Check each line of the records below and collect those holding "Using".

[Begin Information given]

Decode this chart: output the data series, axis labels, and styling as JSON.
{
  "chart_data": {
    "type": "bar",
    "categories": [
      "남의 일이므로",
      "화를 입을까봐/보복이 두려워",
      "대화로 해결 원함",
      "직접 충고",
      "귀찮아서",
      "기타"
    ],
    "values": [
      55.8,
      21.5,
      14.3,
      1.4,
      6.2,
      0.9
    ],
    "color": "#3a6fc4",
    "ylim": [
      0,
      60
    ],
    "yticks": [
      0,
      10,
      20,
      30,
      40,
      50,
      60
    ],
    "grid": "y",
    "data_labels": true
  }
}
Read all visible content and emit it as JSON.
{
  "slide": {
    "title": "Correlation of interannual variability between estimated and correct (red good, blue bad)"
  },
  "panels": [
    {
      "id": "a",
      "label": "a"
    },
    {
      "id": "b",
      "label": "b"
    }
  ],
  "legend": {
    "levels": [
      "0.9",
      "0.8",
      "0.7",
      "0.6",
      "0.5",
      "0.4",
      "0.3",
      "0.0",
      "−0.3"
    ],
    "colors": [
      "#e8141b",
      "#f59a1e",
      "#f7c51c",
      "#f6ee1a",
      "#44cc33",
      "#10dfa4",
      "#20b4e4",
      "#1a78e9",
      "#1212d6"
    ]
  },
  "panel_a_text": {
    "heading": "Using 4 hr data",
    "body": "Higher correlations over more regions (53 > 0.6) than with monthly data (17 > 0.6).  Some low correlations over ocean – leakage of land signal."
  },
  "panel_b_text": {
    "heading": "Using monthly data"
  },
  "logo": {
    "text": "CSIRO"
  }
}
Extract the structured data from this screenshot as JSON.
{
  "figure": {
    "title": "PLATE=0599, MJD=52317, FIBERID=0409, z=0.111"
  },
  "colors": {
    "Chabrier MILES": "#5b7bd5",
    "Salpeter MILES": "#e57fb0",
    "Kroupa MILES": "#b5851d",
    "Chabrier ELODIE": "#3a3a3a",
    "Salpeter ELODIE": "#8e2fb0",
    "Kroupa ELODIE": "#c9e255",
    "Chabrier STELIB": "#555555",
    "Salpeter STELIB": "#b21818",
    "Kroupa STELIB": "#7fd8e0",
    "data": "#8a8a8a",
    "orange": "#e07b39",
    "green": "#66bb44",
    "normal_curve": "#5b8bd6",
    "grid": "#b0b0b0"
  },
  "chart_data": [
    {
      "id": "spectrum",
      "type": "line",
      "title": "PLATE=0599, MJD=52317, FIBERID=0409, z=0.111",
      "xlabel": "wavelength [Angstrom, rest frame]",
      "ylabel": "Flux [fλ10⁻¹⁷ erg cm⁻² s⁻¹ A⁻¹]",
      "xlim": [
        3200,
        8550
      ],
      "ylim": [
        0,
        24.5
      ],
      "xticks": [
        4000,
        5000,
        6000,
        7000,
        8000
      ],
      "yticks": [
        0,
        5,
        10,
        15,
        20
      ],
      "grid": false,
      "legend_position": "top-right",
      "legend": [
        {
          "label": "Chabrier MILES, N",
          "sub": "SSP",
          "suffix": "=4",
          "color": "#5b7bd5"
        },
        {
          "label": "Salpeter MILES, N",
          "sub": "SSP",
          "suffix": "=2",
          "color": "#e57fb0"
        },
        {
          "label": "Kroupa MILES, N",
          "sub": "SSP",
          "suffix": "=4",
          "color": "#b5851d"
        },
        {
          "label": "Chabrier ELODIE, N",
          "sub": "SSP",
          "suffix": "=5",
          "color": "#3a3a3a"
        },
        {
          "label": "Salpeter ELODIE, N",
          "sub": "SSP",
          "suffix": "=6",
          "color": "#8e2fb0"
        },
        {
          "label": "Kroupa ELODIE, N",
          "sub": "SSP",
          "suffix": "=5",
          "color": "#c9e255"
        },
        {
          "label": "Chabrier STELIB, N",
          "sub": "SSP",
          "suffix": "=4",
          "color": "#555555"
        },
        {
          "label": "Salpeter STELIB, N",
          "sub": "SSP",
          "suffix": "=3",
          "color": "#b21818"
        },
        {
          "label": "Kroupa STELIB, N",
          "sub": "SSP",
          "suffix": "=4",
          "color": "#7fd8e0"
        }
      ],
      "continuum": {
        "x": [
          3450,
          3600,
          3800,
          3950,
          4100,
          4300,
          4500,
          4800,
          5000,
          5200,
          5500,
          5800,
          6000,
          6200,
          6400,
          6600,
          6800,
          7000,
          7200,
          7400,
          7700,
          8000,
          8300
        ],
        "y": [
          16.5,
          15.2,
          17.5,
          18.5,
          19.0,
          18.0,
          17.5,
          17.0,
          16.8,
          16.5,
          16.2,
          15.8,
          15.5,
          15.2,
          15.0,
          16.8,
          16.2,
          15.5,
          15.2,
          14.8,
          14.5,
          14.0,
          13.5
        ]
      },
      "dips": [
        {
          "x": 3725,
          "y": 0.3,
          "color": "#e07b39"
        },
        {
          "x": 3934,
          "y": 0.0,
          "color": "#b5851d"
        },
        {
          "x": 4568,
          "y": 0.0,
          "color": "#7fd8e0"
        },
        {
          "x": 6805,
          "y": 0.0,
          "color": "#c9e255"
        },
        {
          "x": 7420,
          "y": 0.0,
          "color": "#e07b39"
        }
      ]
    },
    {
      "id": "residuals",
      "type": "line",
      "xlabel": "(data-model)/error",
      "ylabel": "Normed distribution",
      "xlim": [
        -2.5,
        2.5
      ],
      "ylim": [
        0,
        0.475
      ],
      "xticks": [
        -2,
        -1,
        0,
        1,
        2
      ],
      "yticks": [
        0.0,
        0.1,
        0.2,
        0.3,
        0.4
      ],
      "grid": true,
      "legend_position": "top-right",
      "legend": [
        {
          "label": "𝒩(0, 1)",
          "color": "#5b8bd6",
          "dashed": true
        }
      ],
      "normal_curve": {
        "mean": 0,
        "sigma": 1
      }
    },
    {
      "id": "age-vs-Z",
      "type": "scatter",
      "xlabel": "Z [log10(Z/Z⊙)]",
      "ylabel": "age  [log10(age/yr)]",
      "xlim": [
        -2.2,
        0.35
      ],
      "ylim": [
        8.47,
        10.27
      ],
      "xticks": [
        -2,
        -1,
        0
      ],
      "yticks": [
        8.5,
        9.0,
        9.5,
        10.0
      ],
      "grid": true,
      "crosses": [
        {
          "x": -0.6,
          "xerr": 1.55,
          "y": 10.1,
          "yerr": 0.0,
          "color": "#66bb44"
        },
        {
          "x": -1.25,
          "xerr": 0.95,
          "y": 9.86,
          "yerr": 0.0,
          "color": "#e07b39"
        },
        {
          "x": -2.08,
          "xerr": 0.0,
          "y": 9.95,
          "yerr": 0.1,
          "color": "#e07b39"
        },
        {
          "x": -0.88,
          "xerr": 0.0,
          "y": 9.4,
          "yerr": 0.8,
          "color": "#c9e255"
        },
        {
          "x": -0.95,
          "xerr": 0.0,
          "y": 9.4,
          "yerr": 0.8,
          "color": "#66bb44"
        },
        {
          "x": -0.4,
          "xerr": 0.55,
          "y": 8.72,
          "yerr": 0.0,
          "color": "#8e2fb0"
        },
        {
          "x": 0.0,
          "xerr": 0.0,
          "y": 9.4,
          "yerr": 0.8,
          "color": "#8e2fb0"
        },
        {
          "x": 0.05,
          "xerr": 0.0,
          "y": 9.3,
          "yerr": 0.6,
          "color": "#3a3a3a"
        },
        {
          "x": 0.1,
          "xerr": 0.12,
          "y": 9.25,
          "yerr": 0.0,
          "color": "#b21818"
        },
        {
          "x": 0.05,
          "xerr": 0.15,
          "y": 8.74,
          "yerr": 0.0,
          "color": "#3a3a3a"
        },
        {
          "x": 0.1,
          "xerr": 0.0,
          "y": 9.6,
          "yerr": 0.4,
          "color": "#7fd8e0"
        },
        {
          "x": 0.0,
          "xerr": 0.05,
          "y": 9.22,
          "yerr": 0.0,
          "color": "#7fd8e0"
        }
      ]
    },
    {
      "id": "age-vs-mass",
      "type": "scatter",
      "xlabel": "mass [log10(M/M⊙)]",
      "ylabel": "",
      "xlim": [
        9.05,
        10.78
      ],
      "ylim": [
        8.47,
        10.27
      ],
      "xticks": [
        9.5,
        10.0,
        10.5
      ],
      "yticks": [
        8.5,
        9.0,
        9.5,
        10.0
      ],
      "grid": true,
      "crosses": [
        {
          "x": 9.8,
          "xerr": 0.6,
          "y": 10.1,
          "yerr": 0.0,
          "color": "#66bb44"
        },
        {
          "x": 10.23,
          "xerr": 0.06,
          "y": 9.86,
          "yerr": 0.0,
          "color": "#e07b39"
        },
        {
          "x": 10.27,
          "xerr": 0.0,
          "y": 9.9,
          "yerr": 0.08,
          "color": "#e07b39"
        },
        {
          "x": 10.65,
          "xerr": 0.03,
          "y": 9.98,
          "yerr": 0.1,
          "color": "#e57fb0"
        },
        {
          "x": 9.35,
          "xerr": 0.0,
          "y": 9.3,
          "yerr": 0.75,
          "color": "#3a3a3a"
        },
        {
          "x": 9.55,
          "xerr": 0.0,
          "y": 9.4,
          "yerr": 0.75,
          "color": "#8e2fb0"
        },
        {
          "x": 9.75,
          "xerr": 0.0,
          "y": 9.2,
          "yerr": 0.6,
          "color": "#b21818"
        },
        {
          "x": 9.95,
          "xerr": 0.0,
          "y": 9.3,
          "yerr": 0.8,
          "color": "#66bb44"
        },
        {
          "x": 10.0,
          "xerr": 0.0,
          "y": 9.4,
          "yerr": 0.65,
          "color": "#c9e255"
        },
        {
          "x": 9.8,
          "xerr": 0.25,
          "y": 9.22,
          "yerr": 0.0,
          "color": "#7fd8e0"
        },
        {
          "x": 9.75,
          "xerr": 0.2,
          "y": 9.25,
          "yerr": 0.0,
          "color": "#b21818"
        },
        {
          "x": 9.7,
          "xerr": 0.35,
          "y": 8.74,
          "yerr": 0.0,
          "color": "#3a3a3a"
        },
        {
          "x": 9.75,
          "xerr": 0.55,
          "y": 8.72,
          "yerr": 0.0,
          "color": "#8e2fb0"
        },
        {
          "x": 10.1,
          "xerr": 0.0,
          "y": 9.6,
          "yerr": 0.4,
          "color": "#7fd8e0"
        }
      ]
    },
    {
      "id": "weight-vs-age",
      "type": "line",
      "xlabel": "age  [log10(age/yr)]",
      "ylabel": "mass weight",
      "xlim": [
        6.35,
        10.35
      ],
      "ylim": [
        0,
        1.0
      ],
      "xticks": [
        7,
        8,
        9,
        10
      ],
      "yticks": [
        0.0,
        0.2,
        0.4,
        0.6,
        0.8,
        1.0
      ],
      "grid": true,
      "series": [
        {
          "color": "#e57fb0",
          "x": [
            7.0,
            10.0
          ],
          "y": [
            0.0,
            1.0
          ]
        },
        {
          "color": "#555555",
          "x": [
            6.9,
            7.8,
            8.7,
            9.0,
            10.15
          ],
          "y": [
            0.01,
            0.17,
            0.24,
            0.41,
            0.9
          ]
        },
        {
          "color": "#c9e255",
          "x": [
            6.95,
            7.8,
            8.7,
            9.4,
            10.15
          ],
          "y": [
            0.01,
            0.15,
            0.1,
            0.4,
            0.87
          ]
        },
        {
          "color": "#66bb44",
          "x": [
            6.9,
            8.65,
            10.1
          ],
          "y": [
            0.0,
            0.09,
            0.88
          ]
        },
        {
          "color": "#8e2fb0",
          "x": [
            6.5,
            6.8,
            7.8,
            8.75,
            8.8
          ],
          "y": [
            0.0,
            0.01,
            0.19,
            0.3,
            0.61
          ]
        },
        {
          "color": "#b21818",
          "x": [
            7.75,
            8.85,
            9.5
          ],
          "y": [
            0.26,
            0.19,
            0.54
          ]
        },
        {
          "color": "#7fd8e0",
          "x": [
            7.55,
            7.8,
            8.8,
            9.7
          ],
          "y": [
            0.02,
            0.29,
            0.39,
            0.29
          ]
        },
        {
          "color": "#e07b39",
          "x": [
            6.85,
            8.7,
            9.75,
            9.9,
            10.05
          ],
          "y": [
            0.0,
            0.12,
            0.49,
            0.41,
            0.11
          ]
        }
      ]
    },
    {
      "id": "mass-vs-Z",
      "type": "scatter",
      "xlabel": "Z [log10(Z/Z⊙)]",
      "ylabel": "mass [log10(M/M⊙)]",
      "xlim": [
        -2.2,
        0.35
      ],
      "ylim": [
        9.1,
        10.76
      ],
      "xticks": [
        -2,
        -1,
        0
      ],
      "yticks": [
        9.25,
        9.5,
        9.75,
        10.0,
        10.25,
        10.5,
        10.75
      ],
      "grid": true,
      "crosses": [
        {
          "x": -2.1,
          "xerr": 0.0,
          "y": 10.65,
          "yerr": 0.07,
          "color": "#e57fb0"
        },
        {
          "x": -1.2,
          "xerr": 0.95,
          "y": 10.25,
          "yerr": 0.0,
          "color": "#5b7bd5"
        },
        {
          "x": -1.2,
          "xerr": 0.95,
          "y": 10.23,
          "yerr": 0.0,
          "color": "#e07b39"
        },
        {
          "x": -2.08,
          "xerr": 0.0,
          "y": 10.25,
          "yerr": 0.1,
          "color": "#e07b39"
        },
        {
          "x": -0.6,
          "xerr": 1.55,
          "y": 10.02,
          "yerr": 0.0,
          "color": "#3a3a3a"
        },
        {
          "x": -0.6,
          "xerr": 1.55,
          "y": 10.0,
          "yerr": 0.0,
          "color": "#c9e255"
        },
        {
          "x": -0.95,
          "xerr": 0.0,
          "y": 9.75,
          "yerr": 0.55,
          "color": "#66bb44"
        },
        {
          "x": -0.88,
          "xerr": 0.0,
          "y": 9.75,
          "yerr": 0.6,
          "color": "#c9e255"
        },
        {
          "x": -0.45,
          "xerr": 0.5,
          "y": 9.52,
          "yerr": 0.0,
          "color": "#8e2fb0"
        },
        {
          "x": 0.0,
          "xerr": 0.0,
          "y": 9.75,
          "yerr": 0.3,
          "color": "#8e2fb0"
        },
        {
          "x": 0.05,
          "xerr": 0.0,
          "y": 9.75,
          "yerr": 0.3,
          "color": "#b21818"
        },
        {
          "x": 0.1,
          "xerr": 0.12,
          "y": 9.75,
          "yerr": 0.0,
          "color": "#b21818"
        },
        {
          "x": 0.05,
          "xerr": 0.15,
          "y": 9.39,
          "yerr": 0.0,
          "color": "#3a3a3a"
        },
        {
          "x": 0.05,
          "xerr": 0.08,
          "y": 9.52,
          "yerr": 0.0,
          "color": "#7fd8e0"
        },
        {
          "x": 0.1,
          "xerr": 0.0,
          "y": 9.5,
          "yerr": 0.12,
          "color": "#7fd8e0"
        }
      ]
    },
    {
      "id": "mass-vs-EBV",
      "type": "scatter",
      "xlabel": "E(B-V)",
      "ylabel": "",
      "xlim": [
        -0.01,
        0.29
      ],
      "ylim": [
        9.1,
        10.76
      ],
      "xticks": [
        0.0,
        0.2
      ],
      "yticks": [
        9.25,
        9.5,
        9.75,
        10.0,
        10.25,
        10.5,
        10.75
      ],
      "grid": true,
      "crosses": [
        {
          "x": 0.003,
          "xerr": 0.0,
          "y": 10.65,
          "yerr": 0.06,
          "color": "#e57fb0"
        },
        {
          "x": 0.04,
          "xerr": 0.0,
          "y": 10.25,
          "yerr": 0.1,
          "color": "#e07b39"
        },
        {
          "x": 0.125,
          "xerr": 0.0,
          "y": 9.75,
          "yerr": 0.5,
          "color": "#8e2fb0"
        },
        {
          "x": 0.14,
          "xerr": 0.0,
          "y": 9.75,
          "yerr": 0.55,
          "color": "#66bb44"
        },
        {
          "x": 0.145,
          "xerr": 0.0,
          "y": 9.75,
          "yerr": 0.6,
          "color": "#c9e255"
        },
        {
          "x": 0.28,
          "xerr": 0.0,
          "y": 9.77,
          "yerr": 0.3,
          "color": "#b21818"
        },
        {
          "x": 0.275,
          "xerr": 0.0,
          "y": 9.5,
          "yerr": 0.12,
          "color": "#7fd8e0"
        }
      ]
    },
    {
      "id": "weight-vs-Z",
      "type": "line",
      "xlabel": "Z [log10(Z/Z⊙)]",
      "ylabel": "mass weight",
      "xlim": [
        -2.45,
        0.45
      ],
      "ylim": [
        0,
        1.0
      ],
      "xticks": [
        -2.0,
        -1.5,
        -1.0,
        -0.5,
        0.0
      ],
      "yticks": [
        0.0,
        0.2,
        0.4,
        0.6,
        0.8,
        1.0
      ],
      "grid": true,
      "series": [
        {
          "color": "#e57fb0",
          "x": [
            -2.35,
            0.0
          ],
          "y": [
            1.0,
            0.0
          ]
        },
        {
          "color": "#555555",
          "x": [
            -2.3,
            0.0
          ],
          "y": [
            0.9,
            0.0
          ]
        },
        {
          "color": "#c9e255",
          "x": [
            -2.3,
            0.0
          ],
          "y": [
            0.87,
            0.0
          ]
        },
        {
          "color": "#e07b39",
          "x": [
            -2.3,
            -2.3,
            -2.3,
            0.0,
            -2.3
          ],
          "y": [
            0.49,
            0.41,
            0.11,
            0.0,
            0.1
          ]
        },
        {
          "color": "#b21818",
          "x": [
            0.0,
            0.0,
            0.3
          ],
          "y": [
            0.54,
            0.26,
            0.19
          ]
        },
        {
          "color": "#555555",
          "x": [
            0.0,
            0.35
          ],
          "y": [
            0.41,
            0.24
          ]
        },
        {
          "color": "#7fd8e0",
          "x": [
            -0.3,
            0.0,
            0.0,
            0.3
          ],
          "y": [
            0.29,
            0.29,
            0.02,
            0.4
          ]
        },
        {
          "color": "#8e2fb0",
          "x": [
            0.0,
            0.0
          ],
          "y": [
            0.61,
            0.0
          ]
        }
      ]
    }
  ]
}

[End Information given]

# [Task result]
    "heading": "Using 4 hr data",
    "heading": "Using monthly data"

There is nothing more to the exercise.